Request: Copy each line of the entries that contains the word "from".

[Dataset items]
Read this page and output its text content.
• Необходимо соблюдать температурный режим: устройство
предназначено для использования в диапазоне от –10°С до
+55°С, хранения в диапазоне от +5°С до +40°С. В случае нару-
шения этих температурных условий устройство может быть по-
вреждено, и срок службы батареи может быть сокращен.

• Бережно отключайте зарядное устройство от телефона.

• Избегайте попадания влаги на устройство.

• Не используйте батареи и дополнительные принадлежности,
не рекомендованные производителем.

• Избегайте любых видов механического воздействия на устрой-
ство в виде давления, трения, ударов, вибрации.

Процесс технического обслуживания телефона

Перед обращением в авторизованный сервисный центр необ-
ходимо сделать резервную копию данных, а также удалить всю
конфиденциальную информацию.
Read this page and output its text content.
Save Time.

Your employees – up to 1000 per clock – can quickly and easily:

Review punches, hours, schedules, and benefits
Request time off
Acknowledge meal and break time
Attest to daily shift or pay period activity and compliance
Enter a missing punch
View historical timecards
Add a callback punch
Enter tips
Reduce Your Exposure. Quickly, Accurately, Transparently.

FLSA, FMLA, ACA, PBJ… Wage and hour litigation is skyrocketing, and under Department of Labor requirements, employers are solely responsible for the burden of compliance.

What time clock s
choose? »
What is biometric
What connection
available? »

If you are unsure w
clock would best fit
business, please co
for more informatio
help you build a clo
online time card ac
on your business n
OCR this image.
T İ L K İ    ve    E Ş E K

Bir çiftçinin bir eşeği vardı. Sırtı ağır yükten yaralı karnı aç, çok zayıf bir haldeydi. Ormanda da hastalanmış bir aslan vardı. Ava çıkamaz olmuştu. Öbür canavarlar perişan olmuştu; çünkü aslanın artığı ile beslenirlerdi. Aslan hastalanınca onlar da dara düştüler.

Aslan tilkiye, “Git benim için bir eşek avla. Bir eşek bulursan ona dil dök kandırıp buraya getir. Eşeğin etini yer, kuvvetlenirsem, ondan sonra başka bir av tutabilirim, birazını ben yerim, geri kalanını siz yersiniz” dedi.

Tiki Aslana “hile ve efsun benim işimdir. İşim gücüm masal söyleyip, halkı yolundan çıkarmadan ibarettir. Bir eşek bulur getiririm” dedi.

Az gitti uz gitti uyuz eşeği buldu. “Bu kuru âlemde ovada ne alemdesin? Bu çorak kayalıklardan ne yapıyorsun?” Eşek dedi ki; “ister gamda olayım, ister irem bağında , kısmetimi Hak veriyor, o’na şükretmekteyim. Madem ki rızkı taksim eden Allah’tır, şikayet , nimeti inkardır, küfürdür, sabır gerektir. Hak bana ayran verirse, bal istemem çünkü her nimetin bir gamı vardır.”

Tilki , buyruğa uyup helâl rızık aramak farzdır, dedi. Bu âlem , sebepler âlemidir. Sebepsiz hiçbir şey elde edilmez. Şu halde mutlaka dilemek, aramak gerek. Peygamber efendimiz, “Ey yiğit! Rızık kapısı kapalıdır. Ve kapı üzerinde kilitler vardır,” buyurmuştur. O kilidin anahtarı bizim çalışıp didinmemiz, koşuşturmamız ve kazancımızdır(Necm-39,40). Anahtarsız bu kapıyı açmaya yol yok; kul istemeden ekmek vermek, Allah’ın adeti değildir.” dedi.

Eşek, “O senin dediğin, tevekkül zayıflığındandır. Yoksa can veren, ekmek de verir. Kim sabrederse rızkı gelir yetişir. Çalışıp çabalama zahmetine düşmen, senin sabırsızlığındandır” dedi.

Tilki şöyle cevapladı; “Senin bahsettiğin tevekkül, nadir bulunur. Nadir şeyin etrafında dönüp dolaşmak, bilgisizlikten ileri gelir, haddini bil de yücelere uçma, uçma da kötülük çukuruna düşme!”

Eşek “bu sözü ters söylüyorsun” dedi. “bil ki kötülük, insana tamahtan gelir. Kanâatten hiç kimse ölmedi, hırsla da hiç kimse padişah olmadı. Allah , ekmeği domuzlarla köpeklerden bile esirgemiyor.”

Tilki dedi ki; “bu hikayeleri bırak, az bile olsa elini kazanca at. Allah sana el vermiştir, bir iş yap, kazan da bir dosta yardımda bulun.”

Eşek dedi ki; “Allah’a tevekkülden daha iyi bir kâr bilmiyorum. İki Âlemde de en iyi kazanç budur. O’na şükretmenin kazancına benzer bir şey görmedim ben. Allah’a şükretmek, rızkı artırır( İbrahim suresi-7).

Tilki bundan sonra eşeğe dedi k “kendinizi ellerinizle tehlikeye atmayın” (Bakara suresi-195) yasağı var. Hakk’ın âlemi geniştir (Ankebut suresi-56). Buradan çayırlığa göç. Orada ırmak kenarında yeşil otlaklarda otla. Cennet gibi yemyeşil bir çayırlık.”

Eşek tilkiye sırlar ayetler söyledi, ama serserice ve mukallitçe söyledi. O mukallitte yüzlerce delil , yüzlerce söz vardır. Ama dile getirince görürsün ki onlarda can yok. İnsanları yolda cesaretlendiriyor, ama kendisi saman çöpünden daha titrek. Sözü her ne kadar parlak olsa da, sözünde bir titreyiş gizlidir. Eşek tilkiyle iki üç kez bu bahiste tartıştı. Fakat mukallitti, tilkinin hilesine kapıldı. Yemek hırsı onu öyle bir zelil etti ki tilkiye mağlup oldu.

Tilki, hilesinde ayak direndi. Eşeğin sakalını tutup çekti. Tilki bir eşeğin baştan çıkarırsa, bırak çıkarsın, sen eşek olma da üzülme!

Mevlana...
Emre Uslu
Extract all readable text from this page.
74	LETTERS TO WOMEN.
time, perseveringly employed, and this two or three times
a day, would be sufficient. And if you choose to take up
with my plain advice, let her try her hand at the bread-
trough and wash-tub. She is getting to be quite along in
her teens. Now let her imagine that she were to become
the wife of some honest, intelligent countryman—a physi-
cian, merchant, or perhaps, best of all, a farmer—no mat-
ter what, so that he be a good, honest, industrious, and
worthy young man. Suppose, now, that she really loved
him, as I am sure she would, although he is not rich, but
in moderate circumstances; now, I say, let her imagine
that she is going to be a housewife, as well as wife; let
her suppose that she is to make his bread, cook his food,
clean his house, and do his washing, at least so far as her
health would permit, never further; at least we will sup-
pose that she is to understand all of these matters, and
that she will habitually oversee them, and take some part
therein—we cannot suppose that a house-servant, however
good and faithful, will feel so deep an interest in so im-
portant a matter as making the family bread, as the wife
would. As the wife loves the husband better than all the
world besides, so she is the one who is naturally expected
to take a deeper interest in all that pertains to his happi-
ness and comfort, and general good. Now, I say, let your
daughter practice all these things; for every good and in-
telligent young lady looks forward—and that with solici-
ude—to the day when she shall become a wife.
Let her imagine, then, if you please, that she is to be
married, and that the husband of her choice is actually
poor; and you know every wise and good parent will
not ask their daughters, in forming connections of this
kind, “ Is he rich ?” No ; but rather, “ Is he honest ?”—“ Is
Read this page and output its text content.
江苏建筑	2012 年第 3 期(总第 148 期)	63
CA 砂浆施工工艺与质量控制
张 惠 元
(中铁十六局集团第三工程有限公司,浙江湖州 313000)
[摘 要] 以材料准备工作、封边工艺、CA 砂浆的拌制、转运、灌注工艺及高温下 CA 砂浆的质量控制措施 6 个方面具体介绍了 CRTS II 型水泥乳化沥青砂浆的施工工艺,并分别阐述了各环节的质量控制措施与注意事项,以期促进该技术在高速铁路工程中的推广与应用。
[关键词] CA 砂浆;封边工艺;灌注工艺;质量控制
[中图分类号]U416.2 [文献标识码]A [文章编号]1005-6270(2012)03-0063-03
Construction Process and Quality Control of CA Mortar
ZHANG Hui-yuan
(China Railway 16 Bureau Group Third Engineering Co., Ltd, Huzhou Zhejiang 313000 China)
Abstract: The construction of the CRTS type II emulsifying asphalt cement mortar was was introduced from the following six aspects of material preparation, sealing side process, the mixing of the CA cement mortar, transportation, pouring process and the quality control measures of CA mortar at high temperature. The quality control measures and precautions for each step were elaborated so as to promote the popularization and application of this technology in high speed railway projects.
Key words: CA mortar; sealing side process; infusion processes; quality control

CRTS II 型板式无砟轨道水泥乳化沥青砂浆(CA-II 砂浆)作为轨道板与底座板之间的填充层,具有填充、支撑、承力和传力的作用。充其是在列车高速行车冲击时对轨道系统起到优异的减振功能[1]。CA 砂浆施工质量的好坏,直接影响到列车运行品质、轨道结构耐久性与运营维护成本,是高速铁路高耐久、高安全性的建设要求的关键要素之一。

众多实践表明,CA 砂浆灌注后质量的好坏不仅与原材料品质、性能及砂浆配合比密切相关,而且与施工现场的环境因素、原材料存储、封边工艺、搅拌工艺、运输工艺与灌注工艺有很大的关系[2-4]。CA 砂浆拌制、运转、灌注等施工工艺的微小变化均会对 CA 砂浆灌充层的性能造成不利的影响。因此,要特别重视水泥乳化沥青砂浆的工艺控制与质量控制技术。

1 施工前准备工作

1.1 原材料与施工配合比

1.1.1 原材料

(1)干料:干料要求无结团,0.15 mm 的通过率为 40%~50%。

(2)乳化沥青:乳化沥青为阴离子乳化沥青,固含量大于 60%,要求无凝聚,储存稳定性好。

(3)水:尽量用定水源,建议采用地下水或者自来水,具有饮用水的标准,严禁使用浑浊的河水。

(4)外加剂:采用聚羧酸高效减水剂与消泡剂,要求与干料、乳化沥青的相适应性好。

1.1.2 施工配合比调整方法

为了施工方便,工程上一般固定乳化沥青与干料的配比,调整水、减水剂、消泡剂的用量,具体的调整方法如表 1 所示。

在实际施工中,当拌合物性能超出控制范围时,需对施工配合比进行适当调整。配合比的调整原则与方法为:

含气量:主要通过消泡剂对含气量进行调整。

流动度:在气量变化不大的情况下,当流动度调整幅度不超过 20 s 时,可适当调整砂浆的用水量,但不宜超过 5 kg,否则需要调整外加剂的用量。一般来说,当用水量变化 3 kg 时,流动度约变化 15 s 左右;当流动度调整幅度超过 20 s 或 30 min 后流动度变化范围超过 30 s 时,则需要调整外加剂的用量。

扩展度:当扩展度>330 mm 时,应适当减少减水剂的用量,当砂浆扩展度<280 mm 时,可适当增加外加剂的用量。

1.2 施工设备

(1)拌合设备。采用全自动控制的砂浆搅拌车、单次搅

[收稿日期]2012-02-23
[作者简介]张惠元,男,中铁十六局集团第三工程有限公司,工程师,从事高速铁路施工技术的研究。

Task output:
Extract all readable text from this page.
Abstract: The construction of the CRTS type II emulsifying asphalt cement mortar was was introduced from the following six aspects of material preparation, sealing side process, the mixing of the CA cement mortar, transportation, pouring process and the quality control measures of CA mortar at high temperature. The quality control measures and precautions for each step were elaborated so as to promote the popularization and application of this technology in high speed railway projects.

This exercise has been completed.